▶ _DIRECTION_:
The entire listing is to be repeated verbatim.

Dataset items

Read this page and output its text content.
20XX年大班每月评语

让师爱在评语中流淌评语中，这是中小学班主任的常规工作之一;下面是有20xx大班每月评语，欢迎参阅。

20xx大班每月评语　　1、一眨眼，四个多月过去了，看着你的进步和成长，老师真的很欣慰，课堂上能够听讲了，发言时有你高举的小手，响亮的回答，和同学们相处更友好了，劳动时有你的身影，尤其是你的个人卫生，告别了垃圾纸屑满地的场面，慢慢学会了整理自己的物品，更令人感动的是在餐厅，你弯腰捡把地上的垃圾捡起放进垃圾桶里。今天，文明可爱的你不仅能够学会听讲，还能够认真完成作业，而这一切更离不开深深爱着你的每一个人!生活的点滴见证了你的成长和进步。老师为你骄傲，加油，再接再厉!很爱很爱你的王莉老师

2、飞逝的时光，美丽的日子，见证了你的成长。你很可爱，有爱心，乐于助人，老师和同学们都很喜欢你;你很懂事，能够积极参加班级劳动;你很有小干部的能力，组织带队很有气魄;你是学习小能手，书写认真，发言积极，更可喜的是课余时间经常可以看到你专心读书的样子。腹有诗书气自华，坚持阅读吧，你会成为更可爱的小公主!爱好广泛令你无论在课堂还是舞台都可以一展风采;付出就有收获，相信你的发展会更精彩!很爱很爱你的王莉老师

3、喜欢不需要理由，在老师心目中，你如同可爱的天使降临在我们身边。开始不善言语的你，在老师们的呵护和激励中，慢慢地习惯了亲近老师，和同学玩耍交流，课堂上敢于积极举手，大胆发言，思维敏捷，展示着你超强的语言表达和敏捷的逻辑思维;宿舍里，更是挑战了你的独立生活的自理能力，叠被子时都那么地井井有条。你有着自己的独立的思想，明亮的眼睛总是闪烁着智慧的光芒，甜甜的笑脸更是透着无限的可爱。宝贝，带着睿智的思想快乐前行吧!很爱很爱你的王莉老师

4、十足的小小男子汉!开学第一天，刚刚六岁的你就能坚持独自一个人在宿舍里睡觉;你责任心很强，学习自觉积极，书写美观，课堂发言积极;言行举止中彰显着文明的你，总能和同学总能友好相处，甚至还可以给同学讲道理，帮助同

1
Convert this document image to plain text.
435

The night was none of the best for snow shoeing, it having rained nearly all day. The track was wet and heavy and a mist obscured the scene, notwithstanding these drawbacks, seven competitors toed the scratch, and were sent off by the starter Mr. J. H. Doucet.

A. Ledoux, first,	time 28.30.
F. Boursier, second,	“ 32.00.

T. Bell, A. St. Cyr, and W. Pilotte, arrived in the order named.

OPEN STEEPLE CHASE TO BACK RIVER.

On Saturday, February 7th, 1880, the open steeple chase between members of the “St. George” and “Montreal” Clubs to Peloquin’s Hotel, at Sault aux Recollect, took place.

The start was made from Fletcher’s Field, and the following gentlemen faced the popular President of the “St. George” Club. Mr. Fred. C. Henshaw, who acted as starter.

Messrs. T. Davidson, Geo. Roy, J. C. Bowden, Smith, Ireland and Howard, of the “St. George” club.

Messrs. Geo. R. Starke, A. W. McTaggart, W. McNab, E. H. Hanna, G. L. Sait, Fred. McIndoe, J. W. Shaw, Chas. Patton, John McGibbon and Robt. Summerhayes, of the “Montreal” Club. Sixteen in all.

▶ _SOLUTION_:
Read this page and output its text content.
20XX年大班每月评语

让师爱在评语中流淌评语中，这是中小学班主任的常规工作之一;下面是有20xx大班每月评语，欢迎参阅。

20xx大班每月评语　　1、一眨眼，四个多月过去了，看着你的进步和成长，老师真的很欣慰，课堂上能够听讲了，发言时有你高举的小手，响亮的回答，和同学们相处更友好了，劳动时有你的身影，尤其是你的个人卫生，告别了垃圾纸屑满地的场面，慢慢学会了整理自己的物品，更令人感动的是在餐厅，你弯腰捡把地上的垃圾捡起放进垃圾桶里。今天，文明可爱的你不仅能够学会听讲，还能够认真完成作业，而这一切更离不开深深爱着你的每一个人!生活的点滴见证了你的成长和进步。老师为你骄傲，加油，再接再厉!很爱很爱你的王莉老师

2、飞逝的时光，美丽的日子，见证了你的成长。你很可爱，有爱心，乐于助人，老师和同学们都很喜欢你;你很懂事，能够积极参加班级劳动;你很有小干部的能力，组织带队很有气魄;你是学习小能手，书写认真，发言积极，更可喜的是课余时间经常可以看到你专心读书的样子。腹有诗书气自华，坚持阅读吧，你会成为更可爱的小公主!爱好广泛令你无论在课堂还是舞台都可以一展风采;付出就有收获，相信你的发展会更精彩!很爱很爱你的王莉老师

3、喜欢不需要理由，在老师心目中，你如同可爱的天使降临在我们身边。开始不善言语的你，在老师们的呵护和激励中，慢慢地习惯了亲近老师，和同学玩耍交流，课堂上敢于积极举手，大胆发言，思维敏捷，展示着你超强的语言表达和敏捷的逻辑思维;宿舍里，更是挑战了你的独立生活的自理能力，叠被子时都那么地井井有条。你有着自己的独立的思想，明亮的眼睛总是闪烁着智慧的光芒，甜甜的笑脸更是透着无限的可爱。宝贝，带着睿智的思想快乐前行吧!很爱很爱你的王莉老师

4、十足的小小男子汉!开学第一天，刚刚六岁的你就能坚持独自一个人在宿舍里睡觉;你责任心很强，学习自觉积极，书写美观，课堂发言积极;言行举止中彰显着文明的你，总能和同学总能友好相处，甚至还可以给同学讲道理，帮助同

1
Convert this document image to plain text.
435

The night was none of the best for snow shoeing, it having rained nearly all day. The track was wet and heavy and a mist obscured the scene, notwithstanding these drawbacks, seven competitors toed the scratch, and were sent off by the starter Mr. J. H. Doucet.

A. Ledoux, first,	time 28.30.
F. Boursier, second,	“ 32.00.

T. Bell, A. St. Cyr, and W. Pilotte, arrived in the order named.

OPEN STEEPLE CHASE TO BACK RIVER.

On Saturday, February 7th, 1880, the open steeple chase between members of the “St. George” and “Montreal” Clubs to Peloquin’s Hotel, at Sault aux Recollect, took place.

The start was made from Fletcher’s Field, and the following gentlemen faced the popular President of the “St. George” Club. Mr. Fred. C. Henshaw, who acted as starter.

Messrs. T. Davidson, Geo. Roy, J. C. Bowden, Smith, Ireland and Howard, of the “St. George” club.

Messrs. Geo. R. Starke, A. W. McTaggart, W. McNab, E. H. Hanna, G. L. Sait, Fred. McIndoe, J. W. Shaw, Chas. Patton, John McGibbon and Robt. Summerhayes, of the “Montreal” Club. Sixteen in all.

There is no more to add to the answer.